PROVIDED RECORDS
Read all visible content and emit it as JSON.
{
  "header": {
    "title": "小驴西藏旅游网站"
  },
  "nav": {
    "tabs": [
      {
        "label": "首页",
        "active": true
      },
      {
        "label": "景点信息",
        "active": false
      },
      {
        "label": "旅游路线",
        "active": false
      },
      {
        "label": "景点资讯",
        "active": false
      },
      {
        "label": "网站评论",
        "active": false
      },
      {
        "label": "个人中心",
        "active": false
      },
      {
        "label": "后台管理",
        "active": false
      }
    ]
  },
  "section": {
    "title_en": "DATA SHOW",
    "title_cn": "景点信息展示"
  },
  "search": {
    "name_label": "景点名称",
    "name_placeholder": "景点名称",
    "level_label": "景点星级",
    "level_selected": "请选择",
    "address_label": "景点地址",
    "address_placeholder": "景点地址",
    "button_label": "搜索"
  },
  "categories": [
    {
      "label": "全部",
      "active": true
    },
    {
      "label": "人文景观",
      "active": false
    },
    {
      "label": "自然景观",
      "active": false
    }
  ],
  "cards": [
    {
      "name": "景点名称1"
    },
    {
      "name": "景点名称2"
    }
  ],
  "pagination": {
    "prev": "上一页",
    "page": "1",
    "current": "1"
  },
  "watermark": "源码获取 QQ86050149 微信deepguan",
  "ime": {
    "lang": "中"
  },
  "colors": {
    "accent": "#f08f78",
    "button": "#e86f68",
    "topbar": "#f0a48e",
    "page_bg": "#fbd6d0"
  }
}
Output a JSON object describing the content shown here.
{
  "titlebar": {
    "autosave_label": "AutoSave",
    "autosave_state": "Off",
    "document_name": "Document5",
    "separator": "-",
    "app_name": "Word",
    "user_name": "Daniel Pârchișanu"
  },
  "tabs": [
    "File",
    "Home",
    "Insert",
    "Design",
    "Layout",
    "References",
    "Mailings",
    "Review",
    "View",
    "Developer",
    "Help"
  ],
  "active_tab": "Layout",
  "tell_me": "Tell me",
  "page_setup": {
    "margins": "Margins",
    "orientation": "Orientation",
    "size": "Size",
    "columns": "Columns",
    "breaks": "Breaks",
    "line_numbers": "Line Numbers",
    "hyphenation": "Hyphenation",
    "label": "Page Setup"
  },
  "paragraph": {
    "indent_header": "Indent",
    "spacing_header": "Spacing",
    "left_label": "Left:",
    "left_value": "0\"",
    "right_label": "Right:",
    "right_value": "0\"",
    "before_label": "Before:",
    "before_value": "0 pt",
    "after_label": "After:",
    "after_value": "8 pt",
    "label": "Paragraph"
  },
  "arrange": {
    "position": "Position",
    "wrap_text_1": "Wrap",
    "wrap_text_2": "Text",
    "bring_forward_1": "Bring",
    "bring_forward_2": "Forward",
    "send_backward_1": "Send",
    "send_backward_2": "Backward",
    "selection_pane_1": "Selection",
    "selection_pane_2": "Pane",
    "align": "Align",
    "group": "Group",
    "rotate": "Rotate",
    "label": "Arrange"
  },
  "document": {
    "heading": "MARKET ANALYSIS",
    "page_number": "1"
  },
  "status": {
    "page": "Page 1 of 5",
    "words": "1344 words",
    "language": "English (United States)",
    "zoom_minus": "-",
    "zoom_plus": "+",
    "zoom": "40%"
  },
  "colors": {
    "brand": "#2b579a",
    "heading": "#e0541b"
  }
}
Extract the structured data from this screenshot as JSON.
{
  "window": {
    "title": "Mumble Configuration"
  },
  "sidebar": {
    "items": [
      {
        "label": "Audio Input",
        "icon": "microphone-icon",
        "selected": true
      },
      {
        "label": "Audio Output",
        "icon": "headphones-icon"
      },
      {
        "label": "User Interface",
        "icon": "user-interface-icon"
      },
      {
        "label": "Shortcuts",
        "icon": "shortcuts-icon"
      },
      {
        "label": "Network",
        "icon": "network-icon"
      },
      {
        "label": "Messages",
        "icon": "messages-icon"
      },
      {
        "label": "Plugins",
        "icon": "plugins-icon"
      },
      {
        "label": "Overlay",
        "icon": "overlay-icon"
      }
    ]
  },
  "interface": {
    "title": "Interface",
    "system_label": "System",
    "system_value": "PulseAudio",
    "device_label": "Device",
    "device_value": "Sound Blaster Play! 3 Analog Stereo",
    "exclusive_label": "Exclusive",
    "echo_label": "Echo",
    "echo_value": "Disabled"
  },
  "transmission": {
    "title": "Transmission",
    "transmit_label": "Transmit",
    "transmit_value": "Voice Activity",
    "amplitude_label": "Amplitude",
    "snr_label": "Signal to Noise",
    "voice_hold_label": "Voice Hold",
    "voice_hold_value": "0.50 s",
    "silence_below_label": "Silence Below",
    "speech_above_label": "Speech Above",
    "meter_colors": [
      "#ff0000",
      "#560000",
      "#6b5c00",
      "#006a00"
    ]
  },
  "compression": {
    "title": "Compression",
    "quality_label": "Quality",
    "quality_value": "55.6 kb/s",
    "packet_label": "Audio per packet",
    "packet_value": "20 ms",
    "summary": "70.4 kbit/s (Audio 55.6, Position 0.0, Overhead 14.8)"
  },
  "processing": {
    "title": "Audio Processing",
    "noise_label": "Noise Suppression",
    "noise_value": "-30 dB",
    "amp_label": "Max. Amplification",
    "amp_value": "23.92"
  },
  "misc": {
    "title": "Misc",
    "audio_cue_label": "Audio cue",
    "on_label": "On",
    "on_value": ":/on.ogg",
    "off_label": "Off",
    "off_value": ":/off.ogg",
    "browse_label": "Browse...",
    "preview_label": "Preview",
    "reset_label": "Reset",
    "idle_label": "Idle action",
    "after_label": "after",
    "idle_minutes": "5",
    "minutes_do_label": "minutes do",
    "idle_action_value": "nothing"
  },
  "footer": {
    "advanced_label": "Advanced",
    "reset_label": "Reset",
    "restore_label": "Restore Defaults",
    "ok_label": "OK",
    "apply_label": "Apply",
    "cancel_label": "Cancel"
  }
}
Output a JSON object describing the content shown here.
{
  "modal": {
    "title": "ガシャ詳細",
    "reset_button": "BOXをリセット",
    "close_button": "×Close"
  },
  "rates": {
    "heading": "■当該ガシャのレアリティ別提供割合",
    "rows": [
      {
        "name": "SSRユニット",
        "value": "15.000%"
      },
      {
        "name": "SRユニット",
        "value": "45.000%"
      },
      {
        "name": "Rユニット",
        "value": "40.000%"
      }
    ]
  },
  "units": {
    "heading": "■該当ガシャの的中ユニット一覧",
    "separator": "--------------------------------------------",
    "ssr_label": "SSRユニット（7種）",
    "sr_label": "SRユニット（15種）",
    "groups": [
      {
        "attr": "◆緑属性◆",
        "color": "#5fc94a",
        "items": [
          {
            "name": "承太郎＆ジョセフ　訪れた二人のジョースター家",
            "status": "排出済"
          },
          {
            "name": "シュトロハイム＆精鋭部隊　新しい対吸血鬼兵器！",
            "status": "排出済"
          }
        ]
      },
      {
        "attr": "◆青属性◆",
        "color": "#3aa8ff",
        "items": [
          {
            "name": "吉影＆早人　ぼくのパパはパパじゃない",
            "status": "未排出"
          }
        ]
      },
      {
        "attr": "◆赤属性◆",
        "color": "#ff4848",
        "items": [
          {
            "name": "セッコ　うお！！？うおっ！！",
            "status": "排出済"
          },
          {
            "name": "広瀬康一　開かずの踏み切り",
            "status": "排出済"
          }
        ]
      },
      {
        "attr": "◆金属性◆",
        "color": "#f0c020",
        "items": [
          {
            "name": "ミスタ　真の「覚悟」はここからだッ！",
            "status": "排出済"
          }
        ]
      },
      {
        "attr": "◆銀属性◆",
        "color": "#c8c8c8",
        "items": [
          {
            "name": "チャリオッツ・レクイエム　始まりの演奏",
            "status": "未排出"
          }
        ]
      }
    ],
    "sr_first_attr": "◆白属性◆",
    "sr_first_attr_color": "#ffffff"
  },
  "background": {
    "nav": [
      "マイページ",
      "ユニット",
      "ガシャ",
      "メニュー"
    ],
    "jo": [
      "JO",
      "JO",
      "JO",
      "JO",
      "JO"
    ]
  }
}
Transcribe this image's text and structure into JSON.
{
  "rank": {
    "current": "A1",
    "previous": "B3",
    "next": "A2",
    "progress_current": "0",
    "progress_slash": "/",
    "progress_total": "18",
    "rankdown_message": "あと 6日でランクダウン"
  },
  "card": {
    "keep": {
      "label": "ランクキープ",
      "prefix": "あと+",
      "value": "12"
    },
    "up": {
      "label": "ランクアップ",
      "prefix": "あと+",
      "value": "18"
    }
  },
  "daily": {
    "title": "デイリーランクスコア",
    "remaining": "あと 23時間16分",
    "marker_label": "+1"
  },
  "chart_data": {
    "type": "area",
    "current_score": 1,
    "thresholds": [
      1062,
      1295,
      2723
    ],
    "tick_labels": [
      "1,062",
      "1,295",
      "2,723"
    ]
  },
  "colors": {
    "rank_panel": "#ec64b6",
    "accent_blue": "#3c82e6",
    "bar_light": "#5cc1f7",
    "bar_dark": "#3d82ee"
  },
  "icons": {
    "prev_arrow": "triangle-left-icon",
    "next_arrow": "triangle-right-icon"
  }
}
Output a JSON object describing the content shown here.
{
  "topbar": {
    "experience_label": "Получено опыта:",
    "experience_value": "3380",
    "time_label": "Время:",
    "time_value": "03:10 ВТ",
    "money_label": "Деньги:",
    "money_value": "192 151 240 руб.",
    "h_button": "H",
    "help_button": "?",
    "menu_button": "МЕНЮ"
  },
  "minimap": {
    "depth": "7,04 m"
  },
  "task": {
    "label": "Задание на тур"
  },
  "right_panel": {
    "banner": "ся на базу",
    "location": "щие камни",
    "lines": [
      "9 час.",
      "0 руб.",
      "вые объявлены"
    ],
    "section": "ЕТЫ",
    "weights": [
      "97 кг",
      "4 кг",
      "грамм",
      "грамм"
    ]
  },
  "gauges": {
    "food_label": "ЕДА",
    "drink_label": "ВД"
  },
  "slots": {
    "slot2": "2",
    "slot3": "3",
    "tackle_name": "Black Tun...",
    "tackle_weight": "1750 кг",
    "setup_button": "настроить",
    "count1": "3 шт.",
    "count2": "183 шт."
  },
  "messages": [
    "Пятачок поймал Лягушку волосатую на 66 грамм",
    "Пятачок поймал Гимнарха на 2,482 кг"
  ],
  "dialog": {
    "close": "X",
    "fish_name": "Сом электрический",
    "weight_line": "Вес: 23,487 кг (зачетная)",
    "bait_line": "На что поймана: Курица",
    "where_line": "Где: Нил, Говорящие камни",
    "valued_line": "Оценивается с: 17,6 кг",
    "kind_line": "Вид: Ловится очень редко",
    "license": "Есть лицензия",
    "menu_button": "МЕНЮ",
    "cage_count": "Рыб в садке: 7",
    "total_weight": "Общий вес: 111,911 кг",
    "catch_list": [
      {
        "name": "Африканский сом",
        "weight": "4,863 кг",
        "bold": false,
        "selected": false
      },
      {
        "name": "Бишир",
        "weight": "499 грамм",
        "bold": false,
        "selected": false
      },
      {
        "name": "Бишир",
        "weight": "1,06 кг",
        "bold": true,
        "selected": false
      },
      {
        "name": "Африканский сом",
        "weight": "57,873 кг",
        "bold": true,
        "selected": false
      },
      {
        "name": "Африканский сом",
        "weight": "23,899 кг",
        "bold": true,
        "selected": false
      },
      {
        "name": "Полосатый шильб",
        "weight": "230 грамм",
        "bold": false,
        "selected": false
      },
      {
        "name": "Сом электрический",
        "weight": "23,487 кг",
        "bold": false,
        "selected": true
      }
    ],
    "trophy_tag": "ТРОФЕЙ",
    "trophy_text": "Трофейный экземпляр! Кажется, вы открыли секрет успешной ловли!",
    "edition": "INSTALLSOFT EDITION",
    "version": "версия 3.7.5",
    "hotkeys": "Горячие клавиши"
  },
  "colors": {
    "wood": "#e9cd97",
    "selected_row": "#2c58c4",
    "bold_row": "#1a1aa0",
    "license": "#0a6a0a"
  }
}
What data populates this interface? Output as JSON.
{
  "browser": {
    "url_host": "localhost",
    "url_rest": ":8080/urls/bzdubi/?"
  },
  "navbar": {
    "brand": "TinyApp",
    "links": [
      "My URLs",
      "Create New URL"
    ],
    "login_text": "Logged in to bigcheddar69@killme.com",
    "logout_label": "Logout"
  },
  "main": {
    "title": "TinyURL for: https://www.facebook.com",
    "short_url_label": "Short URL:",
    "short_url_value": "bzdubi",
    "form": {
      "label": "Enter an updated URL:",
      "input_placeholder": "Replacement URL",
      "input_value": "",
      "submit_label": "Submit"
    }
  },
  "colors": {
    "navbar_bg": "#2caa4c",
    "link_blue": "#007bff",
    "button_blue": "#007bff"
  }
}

WRITTEN INSTRUCTION
Return the lines from the line containing "What data populates" to the end of the entries above, exactly as they appear and with no other output.

FULL ANSWER
What data populates this interface? Output as JSON.
{
  "browser": {
    "url_host": "localhost",
    "url_rest": ":8080/urls/bzdubi/?"
  },
  "navbar": {
    "brand": "TinyApp",
    "links": [
      "My URLs",
      "Create New URL"
    ],
    "login_text": "Logged in to bigcheddar69@killme.com",
    "logout_label": "Logout"
  },
  "main": {
    "title": "TinyURL for: https://www.facebook.com",
    "short_url_label": "Short URL:",
    "short_url_value": "bzdubi",
    "form": {
      "label": "Enter an updated URL:",
      "input_placeholder": "Replacement URL",
      "input_value": "",
      "submit_label": "Submit"
    }
  },
  "colors": {
    "navbar_bg": "#2caa4c",
    "link_blue": "#007bff",
    "button_blue": "#007bff"
  }
}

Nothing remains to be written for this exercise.